The exercise: Leaving the pictures aside, transcribe every line below exactly.
-.-.-
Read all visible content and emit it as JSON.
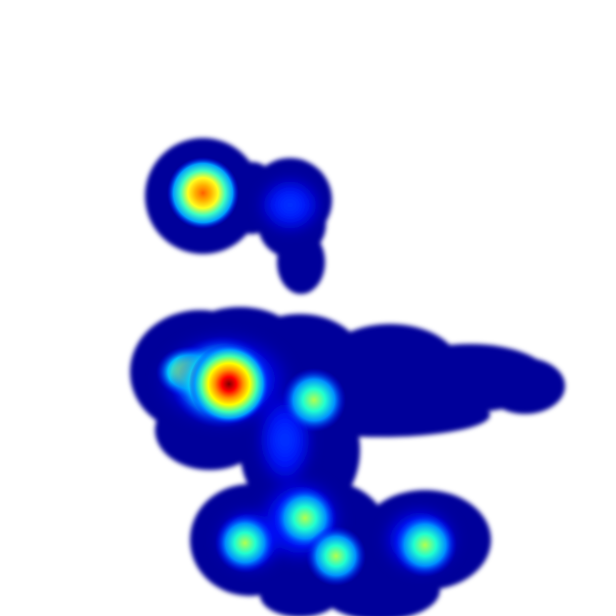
{
  "image": {
    "kind": "heatmap-overlay",
    "background": "#ffffff",
    "colormap": "jet",
    "colormap_stops": [
      "#00008f",
      "#0000ff",
      "#00ffff",
      "#ffff00",
      "#ff0000",
      "#800000"
    ],
    "hotspots": [
      {
        "name": "upper-left-spot",
        "intensity": 0.85
      },
      {
        "name": "upper-right-blob",
        "intensity": 0.28
      },
      {
        "name": "upper-right-tail",
        "intensity": 0.14
      },
      {
        "name": "main-peak",
        "intensity": 1.0
      },
      {
        "name": "main-left-shoulder",
        "intensity": 0.6
      },
      {
        "name": "main-right-spot",
        "intensity": 0.62
      },
      {
        "name": "mid-column",
        "intensity": 0.38
      },
      {
        "name": "lower-left-spot",
        "intensity": 0.5
      },
      {
        "name": "lower-center-spot",
        "intensity": 0.6
      },
      {
        "name": "lower-center-low",
        "intensity": 0.52
      },
      {
        "name": "lower-right-spot",
        "intensity": 0.55
      },
      {
        "name": "right-streak",
        "intensity": 0.22
      }
    ]
  }
}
-.-.-
Exercise solution:
Read all visible content and emit it as JSON.
{
  "image": {
    "kind": "heatmap-overlay",
    "background": "#ffffff",
    "colormap": "jet",
    "colormap_stops": [
      "#00008f",
      "#0000ff",
      "#00ffff",
      "#ffff00",
      "#ff0000",
      "#800000"
    ],
    "hotspots": [
      {
        "name": "upper-left-spot",
        "intensity": 0.85
      },
      {
        "name": "upper-right-blob",
        "intensity": 0.28
      },
      {
        "name": "upper-right-tail",
        "intensity": 0.14
      },
      {
        "name": "main-peak",
        "intensity": 1.0
      },
      {
        "name": "main-left-shoulder",
        "intensity": 0.6
      },
      {
        "name": "main-right-spot",
        "intensity": 0.62
      },
      {
        "name": "mid-column",
        "intensity": 0.38
      },
      {
        "name": "lower-left-spot",
        "intensity": 0.5
      },
      {
        "name": "lower-center-spot",
        "intensity": 0.6
      },
      {
        "name": "lower-center-low",
        "intensity": 0.52
      },
      {
        "name": "lower-right-spot",
        "intensity": 0.55
      },
      {
        "name": "right-streak",
        "intensity": 0.22
      }
    ]
  }
}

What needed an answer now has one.